**WHAT IS NEEDED**
Go through the records and show each line where the word "Spark" occurs.

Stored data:

┌──

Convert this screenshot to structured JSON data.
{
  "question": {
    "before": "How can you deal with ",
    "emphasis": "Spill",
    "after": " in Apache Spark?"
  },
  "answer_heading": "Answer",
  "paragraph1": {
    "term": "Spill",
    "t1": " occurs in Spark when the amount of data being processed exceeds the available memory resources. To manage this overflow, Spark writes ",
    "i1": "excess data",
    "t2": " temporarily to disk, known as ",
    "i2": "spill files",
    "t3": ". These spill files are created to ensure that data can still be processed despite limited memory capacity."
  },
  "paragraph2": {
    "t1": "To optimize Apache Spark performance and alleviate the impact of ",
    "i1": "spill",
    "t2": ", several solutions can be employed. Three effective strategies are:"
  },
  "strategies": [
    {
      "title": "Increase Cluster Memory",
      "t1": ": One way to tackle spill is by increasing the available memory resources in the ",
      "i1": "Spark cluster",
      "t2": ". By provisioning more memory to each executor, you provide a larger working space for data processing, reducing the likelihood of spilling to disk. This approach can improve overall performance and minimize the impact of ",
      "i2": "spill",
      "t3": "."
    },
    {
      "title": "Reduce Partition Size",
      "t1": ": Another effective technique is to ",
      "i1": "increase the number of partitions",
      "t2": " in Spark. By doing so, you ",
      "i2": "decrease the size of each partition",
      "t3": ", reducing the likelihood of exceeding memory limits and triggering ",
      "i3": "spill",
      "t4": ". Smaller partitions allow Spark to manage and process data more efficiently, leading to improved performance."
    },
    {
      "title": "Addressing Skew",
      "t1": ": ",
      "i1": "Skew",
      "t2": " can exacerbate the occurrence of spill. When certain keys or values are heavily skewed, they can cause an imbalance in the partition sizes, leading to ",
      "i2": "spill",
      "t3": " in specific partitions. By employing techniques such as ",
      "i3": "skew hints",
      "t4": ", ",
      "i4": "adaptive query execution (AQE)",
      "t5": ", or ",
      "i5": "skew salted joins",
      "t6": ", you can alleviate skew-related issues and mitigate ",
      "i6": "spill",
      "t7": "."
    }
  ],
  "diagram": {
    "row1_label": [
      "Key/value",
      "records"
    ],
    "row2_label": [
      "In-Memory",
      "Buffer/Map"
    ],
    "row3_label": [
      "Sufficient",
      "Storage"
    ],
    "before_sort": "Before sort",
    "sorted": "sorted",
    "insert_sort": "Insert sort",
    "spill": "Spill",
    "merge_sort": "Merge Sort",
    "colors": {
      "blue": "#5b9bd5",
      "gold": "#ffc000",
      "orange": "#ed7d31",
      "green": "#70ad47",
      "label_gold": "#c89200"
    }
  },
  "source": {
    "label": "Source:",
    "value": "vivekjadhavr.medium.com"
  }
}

└──

**OUTPUT OF THE EXERCISE**
    "after": " in Apache Spark?"
    "t1": " occurs in Spark when the amount of data being processed exceeds the available memory resources. To manage this overflow, Spark writes ",
    "t1": "To optimize Apache Spark performance and alleviate the impact of ",
      "i1": "Spark cluster",
      "t2": " in Spark. By doing so, you ",
      "t4": ". Smaller partitions allow Spark to manage and process data more efficiently, leading to improved performance."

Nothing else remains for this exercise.